Scan the data below and pick out the lines containing the word "arrow".

=== Extracted records ===

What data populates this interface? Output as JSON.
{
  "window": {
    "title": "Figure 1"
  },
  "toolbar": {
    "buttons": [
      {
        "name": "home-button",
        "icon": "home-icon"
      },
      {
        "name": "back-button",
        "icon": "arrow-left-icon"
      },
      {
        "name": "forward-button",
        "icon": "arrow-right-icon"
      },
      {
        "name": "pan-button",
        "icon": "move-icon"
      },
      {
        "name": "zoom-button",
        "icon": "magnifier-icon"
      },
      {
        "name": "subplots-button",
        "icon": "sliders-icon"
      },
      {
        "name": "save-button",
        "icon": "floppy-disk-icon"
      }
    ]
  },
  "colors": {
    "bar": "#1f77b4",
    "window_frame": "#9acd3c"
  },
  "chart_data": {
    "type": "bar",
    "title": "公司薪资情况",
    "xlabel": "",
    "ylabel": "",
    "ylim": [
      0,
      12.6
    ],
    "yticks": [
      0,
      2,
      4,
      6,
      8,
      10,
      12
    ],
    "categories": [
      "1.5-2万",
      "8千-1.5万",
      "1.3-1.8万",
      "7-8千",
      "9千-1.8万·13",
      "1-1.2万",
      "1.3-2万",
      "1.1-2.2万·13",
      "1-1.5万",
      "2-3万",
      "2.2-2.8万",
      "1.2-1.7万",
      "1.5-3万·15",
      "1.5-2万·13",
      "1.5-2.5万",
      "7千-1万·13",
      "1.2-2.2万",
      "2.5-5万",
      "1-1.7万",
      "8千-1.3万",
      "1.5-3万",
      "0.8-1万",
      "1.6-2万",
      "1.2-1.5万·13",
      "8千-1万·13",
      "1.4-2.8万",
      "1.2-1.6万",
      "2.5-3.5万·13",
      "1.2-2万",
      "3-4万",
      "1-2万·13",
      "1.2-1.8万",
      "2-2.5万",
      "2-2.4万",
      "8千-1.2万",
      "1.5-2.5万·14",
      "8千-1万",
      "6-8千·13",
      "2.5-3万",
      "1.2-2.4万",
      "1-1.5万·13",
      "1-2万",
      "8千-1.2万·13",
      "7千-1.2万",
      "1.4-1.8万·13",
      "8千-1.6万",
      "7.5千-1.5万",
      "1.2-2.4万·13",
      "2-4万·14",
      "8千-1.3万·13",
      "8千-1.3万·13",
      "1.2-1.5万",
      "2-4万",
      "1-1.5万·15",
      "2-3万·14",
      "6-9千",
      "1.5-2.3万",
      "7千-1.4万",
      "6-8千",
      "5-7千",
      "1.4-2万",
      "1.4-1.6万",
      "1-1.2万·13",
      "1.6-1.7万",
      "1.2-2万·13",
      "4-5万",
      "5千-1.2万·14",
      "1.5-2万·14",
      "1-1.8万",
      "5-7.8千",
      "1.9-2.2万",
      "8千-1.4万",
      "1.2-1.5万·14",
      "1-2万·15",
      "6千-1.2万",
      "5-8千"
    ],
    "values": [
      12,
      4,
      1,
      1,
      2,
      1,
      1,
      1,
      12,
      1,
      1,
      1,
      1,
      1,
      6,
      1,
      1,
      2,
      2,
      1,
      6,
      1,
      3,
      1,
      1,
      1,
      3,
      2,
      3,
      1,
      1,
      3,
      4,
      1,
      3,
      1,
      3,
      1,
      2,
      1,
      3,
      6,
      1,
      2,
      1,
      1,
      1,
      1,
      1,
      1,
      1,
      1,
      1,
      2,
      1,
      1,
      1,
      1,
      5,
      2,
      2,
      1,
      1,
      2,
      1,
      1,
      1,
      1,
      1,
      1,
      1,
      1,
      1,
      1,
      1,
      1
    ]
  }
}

===

*Solution for this exercise*
        "icon": "arrow-left-icon"
        "icon": "arrow-right-icon"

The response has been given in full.